ENTRIES SHOWN:
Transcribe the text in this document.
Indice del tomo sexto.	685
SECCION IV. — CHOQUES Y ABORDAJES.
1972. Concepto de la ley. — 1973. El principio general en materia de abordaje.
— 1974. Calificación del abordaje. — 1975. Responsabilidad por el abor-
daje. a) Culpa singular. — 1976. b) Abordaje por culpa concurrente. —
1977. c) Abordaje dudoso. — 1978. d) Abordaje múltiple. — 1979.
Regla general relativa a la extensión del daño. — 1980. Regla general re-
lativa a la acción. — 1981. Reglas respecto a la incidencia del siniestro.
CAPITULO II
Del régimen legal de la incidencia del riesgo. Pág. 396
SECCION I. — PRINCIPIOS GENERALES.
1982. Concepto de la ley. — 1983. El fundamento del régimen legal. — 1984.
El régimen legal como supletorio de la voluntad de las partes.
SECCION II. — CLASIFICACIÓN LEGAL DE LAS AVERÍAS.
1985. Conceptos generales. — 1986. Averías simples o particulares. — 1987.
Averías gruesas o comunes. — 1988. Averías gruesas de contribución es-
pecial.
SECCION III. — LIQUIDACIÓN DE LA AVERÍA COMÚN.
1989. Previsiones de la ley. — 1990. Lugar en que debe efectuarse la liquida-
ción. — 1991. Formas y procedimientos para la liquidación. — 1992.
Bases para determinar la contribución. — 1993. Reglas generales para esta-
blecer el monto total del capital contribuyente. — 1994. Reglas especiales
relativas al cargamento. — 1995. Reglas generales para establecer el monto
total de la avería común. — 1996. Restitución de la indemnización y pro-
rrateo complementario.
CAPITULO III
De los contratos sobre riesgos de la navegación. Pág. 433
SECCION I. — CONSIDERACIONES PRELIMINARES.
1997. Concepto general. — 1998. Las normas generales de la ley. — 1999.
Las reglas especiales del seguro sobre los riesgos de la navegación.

WRITTEN INSTRUCTION: Print out the whole listing exactly as it appears.

PROBLEM SOLUTION:
Transcribe the text in this document.
Indice del tomo sexto.	685
SECCION IV. — CHOQUES Y ABORDAJES.
1972. Concepto de la ley. — 1973. El principio general en materia de abordaje.
— 1974. Calificación del abordaje. — 1975. Responsabilidad por el abor-
daje. a) Culpa singular. — 1976. b) Abordaje por culpa concurrente. —
1977. c) Abordaje dudoso. — 1978. d) Abordaje múltiple. — 1979.
Regla general relativa a la extensión del daño. — 1980. Regla general re-
lativa a la acción. — 1981. Reglas respecto a la incidencia del siniestro.
CAPITULO II
Del régimen legal de la incidencia del riesgo. Pág. 396
SECCION I. — PRINCIPIOS GENERALES.
1982. Concepto de la ley. — 1983. El fundamento del régimen legal. — 1984.
El régimen legal como supletorio de la voluntad de las partes.
SECCION II. — CLASIFICACIÓN LEGAL DE LAS AVERÍAS.
1985. Conceptos generales. — 1986. Averías simples o particulares. — 1987.
Averías gruesas o comunes. — 1988. Averías gruesas de contribución es-
pecial.
SECCION III. — LIQUIDACIÓN DE LA AVERÍA COMÚN.
1989. Previsiones de la ley. — 1990. Lugar en que debe efectuarse la liquida-
ción. — 1991. Formas y procedimientos para la liquidación. — 1992.
Bases para determinar la contribución. — 1993. Reglas generales para esta-
blecer el monto total del capital contribuyente. — 1994. Reglas especiales
relativas al cargamento. — 1995. Reglas generales para establecer el monto
total de la avería común. — 1996. Restitución de la indemnización y pro-
rrateo complementario.
CAPITULO III
De los contratos sobre riesgos de la navegación. Pág. 433
SECCION I. — CONSIDERACIONES PRELIMINARES.
1997. Concepto general. — 1998. Las normas generales de la ley. — 1999.
Las reglas especiales del seguro sobre los riesgos de la navegación.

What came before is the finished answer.